··· Records provided ···

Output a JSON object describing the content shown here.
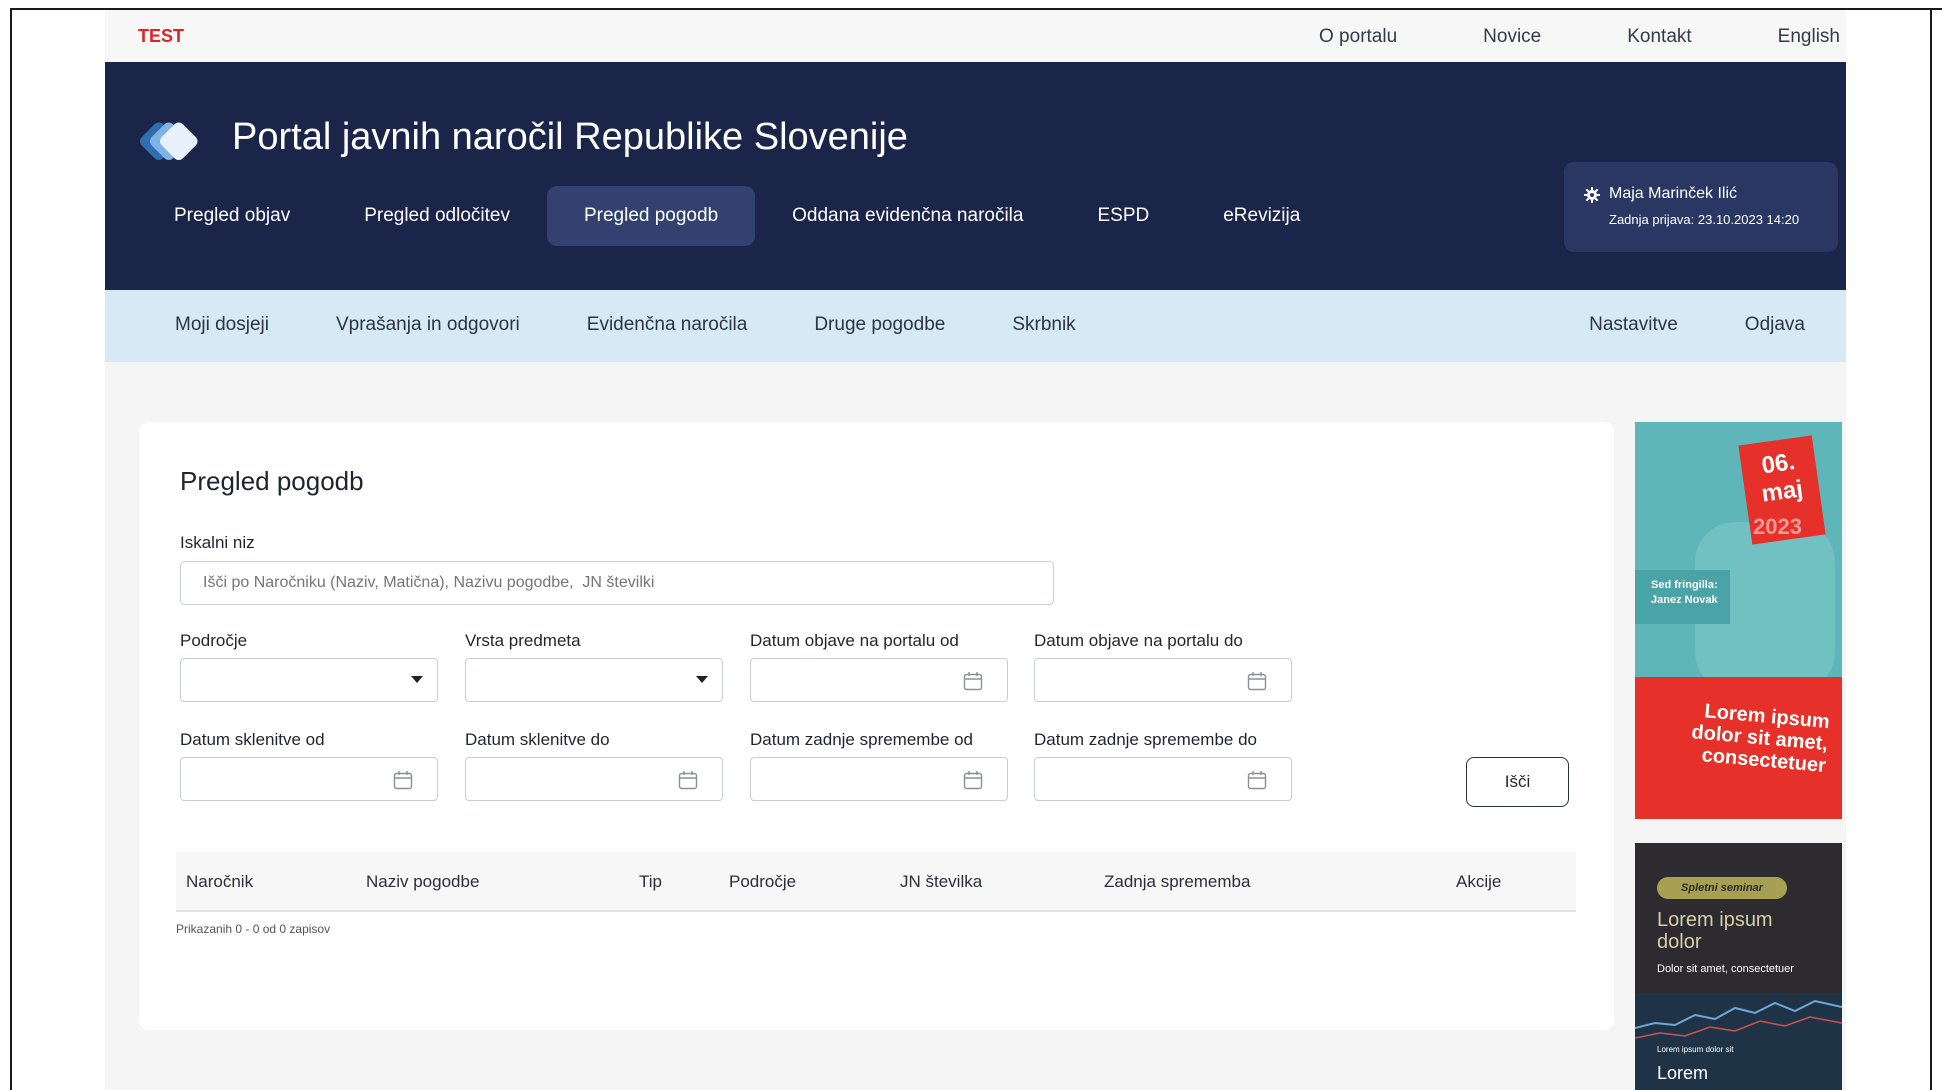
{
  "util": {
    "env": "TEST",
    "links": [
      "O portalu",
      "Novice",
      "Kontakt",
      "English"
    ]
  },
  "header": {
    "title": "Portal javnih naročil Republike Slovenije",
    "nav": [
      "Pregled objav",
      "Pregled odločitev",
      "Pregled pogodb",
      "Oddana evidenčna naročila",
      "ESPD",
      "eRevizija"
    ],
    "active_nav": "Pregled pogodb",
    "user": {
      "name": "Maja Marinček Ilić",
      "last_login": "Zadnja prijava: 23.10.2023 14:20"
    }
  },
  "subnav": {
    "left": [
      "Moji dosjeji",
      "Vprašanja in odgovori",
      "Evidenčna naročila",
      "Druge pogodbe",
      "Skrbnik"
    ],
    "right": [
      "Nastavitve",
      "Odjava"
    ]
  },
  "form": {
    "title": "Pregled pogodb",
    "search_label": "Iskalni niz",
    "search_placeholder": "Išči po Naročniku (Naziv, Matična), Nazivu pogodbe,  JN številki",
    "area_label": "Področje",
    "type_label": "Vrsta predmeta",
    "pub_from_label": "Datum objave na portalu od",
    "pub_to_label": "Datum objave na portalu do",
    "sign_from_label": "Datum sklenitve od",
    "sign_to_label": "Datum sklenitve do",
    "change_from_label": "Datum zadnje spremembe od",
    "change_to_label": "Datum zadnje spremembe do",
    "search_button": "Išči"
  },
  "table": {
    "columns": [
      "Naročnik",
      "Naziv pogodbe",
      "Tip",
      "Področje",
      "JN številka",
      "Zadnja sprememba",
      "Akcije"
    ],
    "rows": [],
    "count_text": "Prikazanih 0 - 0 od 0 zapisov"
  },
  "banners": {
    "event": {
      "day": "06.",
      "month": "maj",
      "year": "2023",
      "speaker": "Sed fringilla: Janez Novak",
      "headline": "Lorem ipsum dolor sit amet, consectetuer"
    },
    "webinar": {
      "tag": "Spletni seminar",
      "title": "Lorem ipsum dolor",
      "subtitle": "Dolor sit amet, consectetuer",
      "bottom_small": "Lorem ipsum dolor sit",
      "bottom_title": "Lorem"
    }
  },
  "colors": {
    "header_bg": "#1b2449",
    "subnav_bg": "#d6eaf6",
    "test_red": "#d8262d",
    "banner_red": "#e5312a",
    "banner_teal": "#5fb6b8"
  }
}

···
··· Records provided ···

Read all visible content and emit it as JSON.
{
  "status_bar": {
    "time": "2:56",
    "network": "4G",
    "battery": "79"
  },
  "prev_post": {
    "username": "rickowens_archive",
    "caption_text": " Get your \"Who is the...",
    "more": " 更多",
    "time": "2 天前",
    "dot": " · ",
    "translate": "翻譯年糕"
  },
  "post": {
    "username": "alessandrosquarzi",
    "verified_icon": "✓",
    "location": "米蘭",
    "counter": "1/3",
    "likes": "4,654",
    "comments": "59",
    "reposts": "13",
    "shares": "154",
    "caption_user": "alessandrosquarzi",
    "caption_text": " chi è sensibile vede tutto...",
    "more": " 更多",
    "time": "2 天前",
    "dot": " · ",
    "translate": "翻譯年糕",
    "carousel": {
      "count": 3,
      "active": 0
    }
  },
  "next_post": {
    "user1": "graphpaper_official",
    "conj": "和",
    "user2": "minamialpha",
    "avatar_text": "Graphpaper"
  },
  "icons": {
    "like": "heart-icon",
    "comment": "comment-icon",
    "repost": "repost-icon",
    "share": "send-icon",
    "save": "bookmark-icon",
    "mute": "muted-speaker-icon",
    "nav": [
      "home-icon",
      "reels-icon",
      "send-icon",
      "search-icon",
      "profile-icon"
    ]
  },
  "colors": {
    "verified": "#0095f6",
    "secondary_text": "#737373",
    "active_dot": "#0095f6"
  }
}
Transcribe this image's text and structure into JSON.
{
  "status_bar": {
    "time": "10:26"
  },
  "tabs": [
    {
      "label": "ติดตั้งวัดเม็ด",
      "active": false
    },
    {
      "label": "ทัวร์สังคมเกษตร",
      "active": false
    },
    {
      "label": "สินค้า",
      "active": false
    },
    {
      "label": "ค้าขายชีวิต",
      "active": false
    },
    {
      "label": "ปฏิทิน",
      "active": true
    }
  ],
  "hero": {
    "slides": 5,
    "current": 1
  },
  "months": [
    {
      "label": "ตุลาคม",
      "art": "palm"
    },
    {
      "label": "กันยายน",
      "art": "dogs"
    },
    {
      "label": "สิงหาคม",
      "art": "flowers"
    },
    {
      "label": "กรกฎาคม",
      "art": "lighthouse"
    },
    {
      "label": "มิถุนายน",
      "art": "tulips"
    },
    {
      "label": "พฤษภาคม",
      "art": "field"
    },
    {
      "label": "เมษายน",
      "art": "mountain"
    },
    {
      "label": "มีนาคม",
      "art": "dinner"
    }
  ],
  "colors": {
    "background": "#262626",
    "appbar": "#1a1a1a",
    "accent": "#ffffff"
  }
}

···
··· Records provided ···

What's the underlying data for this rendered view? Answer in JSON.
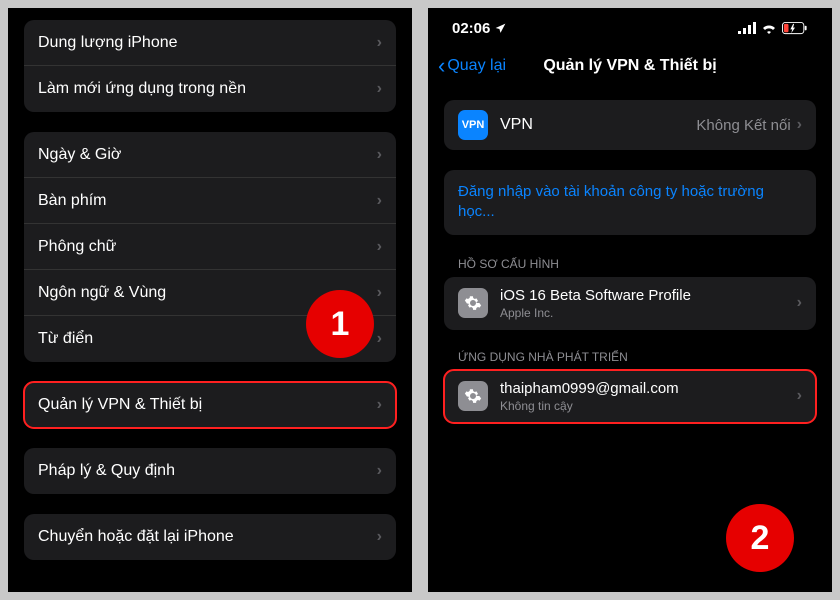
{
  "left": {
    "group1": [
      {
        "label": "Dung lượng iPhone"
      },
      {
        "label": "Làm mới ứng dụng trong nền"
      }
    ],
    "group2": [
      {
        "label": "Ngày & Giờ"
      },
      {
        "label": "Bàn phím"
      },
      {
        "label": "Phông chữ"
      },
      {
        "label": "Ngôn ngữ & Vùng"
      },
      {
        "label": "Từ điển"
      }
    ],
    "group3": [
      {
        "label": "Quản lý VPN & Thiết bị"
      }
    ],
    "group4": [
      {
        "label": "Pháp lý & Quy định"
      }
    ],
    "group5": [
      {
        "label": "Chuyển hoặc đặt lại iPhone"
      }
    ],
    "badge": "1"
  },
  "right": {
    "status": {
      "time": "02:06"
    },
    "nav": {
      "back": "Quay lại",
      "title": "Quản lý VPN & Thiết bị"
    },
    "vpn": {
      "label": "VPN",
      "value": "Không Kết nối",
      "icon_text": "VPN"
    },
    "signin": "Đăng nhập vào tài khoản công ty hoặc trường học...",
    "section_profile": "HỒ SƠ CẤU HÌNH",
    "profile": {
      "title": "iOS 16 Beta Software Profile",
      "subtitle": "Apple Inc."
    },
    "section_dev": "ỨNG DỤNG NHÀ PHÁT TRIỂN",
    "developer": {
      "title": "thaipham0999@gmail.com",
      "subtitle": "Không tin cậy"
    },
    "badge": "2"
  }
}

···

* [Work to be completed] Which lines contain the word "consectetuer"? Return each of them.

* [Result for this exercise]
      "headline": "Lorem ipsum dolor sit amet, consectetuer"
      "subtitle": "Dolor sit amet, consectetuer",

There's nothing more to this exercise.